§ What you should do
Show each line that has the string "JSON" in it.

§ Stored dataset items
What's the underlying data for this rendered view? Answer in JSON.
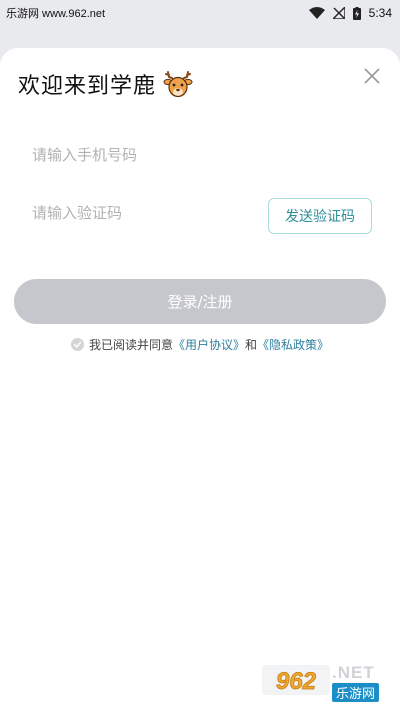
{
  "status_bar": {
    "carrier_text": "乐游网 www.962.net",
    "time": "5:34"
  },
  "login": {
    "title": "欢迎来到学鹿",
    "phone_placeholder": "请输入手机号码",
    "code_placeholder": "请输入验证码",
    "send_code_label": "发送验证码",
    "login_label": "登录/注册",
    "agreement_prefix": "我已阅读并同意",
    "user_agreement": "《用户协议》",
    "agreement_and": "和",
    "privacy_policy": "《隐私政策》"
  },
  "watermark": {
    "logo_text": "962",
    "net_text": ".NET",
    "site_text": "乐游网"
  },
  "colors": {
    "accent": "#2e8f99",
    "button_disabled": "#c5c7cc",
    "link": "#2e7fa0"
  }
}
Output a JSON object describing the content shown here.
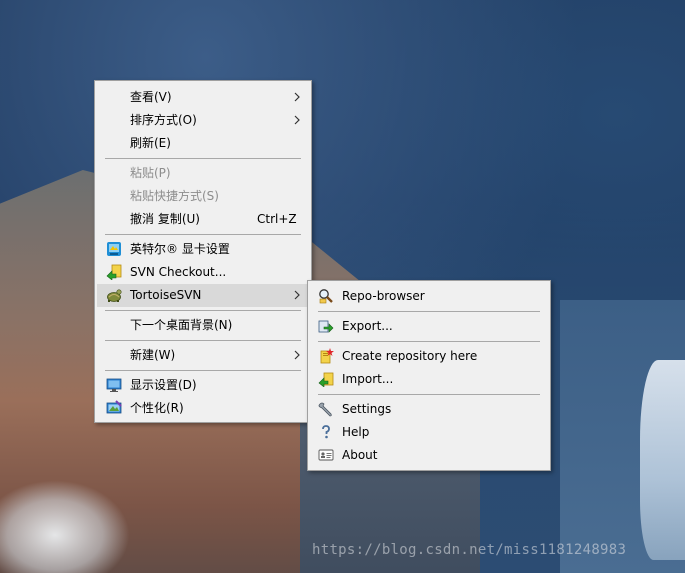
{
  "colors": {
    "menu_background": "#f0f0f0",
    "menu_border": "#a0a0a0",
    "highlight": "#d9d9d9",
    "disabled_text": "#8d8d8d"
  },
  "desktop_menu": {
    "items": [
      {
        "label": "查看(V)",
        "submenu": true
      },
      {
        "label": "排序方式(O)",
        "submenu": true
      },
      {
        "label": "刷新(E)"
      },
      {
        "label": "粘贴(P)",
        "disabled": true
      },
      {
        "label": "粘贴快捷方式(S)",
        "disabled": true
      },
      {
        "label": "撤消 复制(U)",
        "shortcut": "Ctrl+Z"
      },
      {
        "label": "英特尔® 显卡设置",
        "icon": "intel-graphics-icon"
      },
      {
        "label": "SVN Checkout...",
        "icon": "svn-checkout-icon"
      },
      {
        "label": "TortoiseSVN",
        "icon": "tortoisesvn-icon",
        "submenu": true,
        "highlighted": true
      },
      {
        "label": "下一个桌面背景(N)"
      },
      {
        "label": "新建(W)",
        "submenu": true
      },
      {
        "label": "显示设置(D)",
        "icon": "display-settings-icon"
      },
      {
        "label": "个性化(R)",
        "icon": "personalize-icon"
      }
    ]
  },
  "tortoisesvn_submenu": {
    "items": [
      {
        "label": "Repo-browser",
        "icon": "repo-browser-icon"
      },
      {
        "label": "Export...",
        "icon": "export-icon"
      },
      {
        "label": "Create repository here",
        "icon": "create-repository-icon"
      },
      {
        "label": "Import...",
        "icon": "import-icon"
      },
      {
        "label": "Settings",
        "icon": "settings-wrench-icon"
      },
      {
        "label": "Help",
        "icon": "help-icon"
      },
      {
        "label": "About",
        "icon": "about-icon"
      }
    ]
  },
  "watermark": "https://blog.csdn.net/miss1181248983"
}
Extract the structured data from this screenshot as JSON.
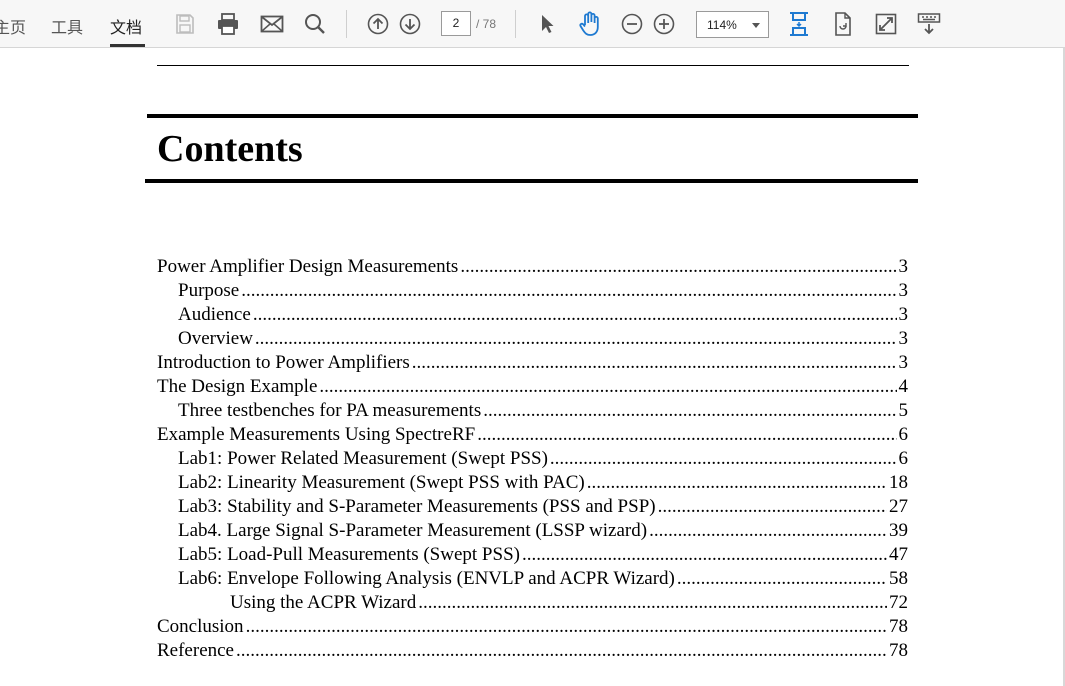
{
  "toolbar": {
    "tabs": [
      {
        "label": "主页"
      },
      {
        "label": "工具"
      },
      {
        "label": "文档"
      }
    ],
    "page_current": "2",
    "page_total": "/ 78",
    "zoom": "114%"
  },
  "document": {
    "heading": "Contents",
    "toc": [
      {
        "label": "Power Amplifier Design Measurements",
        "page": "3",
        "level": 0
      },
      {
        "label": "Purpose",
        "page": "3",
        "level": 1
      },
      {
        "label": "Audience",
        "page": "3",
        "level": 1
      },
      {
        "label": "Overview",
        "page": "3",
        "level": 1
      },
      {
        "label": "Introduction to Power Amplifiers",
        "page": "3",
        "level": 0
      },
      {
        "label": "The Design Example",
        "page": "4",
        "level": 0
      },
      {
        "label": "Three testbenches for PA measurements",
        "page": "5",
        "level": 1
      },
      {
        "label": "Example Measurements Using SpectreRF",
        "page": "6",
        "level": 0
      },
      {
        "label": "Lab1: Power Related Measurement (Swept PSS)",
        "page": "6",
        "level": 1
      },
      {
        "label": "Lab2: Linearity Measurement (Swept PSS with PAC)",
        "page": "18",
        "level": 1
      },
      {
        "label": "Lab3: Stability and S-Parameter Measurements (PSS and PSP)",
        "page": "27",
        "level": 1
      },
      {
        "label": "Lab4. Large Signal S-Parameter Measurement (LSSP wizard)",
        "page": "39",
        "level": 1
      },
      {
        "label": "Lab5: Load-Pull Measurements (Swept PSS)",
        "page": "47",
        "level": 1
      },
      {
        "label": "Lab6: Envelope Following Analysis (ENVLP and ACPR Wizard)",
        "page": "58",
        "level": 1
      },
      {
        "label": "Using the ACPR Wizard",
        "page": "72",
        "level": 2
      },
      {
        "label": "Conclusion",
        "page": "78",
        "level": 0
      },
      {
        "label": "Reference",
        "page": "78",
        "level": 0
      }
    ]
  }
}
--
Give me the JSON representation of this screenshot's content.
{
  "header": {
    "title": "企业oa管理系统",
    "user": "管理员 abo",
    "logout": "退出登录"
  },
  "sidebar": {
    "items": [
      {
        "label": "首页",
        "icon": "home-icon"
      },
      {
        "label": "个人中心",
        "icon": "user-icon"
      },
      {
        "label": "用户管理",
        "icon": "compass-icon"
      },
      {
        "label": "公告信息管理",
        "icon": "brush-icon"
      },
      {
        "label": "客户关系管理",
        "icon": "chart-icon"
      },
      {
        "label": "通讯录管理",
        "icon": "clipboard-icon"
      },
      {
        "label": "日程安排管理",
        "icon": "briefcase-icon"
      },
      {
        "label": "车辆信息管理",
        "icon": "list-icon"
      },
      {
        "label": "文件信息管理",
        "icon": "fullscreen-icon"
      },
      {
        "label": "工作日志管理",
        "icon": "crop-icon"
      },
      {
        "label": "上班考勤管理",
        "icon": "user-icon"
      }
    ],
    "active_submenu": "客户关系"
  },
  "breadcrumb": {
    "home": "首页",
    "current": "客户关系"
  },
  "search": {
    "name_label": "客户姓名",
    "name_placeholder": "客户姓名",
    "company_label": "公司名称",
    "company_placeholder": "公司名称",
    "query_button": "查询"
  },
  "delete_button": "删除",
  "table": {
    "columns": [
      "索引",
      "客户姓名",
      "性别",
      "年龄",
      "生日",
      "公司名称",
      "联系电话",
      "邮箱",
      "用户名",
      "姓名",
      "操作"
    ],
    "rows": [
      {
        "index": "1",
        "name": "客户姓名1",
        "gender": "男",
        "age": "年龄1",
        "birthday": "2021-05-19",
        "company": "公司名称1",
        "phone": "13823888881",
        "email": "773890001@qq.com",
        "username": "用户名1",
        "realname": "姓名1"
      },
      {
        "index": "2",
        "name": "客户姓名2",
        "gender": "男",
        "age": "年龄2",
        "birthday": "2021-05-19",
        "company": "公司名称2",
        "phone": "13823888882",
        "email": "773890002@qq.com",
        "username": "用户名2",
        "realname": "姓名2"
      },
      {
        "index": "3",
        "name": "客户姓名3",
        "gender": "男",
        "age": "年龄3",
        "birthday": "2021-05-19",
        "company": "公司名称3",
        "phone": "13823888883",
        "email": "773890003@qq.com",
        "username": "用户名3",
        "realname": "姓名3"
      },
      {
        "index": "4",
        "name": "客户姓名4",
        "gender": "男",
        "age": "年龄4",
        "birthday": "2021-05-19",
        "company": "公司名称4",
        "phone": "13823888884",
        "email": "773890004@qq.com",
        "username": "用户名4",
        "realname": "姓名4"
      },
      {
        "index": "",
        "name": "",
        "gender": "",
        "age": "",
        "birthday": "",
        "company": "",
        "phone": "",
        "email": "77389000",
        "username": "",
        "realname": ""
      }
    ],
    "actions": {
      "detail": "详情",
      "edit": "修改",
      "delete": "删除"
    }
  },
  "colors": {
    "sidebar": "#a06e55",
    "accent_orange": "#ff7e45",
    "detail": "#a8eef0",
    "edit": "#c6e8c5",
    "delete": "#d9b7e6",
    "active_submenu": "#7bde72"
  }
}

§ Written response
What's the underlying data for this rendered view? Answer in JSON.
Output a JSON object describing the content shown here.
Extract the structured data from this screenshot as JSON.
Give me the JSON representation of this screenshot's content.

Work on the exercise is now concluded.